## Supplied records
►

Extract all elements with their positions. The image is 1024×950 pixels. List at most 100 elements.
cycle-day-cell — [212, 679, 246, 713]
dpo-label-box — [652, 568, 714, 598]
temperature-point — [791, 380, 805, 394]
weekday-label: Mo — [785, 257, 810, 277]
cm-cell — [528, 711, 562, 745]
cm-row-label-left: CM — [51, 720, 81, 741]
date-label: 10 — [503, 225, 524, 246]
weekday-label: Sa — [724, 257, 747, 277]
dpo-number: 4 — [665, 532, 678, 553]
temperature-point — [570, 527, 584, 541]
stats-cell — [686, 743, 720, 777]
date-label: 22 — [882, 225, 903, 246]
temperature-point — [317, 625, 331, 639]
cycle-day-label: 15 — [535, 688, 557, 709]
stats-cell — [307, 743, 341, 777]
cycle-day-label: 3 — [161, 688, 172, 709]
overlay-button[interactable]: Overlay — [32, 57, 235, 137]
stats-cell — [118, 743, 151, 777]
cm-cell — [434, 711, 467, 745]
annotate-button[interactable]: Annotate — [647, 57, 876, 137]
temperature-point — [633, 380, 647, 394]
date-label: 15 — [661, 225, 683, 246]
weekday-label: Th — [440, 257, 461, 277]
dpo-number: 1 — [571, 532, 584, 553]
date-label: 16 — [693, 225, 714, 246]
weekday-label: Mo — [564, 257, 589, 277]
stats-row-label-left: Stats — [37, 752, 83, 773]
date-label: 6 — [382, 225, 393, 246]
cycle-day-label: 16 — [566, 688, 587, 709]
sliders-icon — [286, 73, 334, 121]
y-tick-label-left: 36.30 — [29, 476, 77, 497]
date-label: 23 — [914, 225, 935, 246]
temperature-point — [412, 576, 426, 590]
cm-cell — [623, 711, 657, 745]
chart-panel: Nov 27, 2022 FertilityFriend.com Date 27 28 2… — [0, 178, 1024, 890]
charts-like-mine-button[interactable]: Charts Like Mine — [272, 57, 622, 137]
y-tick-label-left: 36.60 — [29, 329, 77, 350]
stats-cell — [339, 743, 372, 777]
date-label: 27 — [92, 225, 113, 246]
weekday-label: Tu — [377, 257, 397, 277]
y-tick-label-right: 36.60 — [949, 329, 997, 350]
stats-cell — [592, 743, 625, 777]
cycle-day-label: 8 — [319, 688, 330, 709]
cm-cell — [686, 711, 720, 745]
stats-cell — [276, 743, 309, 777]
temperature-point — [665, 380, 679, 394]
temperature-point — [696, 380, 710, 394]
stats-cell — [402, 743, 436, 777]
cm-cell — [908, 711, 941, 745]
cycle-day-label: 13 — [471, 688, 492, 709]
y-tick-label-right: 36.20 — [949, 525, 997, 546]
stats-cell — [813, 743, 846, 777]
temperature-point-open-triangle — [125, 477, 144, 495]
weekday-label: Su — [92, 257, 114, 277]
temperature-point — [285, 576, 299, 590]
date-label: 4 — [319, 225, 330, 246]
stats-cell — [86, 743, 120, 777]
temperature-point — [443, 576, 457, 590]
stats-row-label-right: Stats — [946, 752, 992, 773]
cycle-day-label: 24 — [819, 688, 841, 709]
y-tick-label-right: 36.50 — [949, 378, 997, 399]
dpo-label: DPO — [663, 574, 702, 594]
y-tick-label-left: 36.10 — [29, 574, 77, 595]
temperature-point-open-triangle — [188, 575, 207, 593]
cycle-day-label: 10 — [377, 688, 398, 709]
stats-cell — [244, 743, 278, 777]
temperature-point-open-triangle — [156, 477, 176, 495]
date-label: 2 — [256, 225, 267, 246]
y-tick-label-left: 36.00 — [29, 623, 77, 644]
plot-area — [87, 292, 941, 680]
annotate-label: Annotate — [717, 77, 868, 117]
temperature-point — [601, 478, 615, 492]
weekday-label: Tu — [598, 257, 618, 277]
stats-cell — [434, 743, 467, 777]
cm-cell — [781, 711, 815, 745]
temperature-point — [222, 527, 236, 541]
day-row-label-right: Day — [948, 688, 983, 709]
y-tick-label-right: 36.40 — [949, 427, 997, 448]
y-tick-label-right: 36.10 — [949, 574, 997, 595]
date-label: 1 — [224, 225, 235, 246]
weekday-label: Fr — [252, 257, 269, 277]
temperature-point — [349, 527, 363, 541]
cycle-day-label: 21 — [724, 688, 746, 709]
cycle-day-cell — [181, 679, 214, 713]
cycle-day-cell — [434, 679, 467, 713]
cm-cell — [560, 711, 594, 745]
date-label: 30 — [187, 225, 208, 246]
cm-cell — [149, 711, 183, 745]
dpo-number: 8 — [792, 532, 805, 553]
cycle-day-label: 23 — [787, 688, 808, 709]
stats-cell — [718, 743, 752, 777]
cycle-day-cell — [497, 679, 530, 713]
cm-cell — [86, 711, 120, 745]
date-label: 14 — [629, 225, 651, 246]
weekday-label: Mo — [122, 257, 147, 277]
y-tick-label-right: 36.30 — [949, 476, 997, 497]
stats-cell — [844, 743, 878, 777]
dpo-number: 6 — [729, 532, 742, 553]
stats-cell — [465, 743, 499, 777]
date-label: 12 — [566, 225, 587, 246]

◄

Can you set down all of the lines above word for word, keeping every character and number unchanged?

Extract all elements with their positions. The image is 1024×950 pixels. List at most 100 elements.
cycle-day-cell — [212, 679, 246, 713]
dpo-label-box — [652, 568, 714, 598]
temperature-point — [791, 380, 805, 394]
weekday-label: Mo — [785, 257, 810, 277]
cm-cell — [528, 711, 562, 745]
cm-row-label-left: CM — [51, 720, 81, 741]
date-label: 10 — [503, 225, 524, 246]
weekday-label: Sa — [724, 257, 747, 277]
dpo-number: 4 — [665, 532, 678, 553]
temperature-point — [570, 527, 584, 541]
stats-cell — [686, 743, 720, 777]
date-label: 22 — [882, 225, 903, 246]
temperature-point — [317, 625, 331, 639]
cycle-day-label: 15 — [535, 688, 557, 709]
stats-cell — [307, 743, 341, 777]
cycle-day-label: 3 — [161, 688, 172, 709]
overlay-button[interactable]: Overlay — [32, 57, 235, 137]
stats-cell — [118, 743, 151, 777]
cm-cell — [434, 711, 467, 745]
annotate-button[interactable]: Annotate — [647, 57, 876, 137]
temperature-point — [633, 380, 647, 394]
date-label: 15 — [661, 225, 683, 246]
weekday-label: Th — [440, 257, 461, 277]
dpo-number: 1 — [571, 532, 584, 553]
date-label: 16 — [693, 225, 714, 246]
weekday-label: Mo — [564, 257, 589, 277]
stats-row-label-left: Stats — [37, 752, 83, 773]
date-label: 6 — [382, 225, 393, 246]
cycle-day-label: 16 — [566, 688, 587, 709]
sliders-icon — [286, 73, 334, 121]
y-tick-label-left: 36.30 — [29, 476, 77, 497]
date-label: 23 — [914, 225, 935, 246]
temperature-point — [412, 576, 426, 590]
cm-cell — [623, 711, 657, 745]
chart-panel: Nov 27, 2022 FertilityFriend.com Date 27 28 2… — [0, 178, 1024, 890]
charts-like-mine-button[interactable]: Charts Like Mine — [272, 57, 622, 137]
y-tick-label-left: 36.60 — [29, 329, 77, 350]
stats-cell — [339, 743, 372, 777]
date-label: 27 — [92, 225, 113, 246]
weekday-label: Tu — [377, 257, 397, 277]
y-tick-label-right: 36.60 — [949, 329, 997, 350]
stats-cell — [592, 743, 625, 777]
cycle-day-label: 8 — [319, 688, 330, 709]
cm-cell — [686, 711, 720, 745]
stats-cell — [276, 743, 309, 777]
temperature-point — [665, 380, 679, 394]
temperature-point — [696, 380, 710, 394]
stats-cell — [402, 743, 436, 777]
cm-cell — [908, 711, 941, 745]
cycle-day-label: 13 — [471, 688, 492, 709]
y-tick-label-right: 36.20 — [949, 525, 997, 546]
stats-cell — [813, 743, 846, 777]
temperature-point-open-triangle — [125, 477, 144, 495]
weekday-label: Su — [92, 257, 114, 277]
temperature-point — [285, 576, 299, 590]
date-label: 4 — [319, 225, 330, 246]
stats-cell — [86, 743, 120, 777]
temperature-point — [443, 576, 457, 590]
stats-row-label-right: Stats — [946, 752, 992, 773]
cycle-day-label: 24 — [819, 688, 841, 709]
y-tick-label-right: 36.50 — [949, 378, 997, 399]
dpo-label: DPO — [663, 574, 702, 594]
y-tick-label-left: 36.10 — [29, 574, 77, 595]
temperature-point-open-triangle — [188, 575, 207, 593]
cycle-day-label: 10 — [377, 688, 398, 709]
stats-cell — [244, 743, 278, 777]
temperature-point-open-triangle — [156, 477, 176, 495]
date-label: 2 — [256, 225, 267, 246]
y-tick-label-left: 36.00 — [29, 623, 77, 644]
plot-area — [87, 292, 941, 680]
annotate-label: Annotate — [717, 77, 868, 117]
temperature-point — [601, 478, 615, 492]
weekday-label: Tu — [598, 257, 618, 277]
stats-cell — [434, 743, 467, 777]
cm-cell — [781, 711, 815, 745]
temperature-point — [222, 527, 236, 541]
day-row-label-right: Day — [948, 688, 983, 709]
y-tick-label-right: 36.40 — [949, 427, 997, 448]
y-tick-label-right: 36.10 — [949, 574, 997, 595]
date-label: 1 — [224, 225, 235, 246]
weekday-label: Fr — [252, 257, 269, 277]
temperature-point — [349, 527, 363, 541]
cycle-day-label: 21 — [724, 688, 746, 709]
cycle-day-cell — [181, 679, 214, 713]
cycle-day-cell — [434, 679, 467, 713]
cm-cell — [560, 711, 594, 745]
date-label: 30 — [187, 225, 208, 246]
cm-cell — [149, 711, 183, 745]
dpo-number: 8 — [792, 532, 805, 553]
cycle-day-label: 23 — [787, 688, 808, 709]
stats-cell — [718, 743, 752, 777]
cycle-day-cell — [497, 679, 530, 713]
cm-cell — [86, 711, 120, 745]
date-label: 14 — [629, 225, 651, 246]
weekday-label: Mo — [122, 257, 147, 277]
y-tick-label-right: 36.30 — [949, 476, 997, 497]
stats-cell — [844, 743, 878, 777]
dpo-number: 6 — [729, 532, 742, 553]
stats-cell — [465, 743, 499, 777]
date-label: 12 — [566, 225, 587, 246]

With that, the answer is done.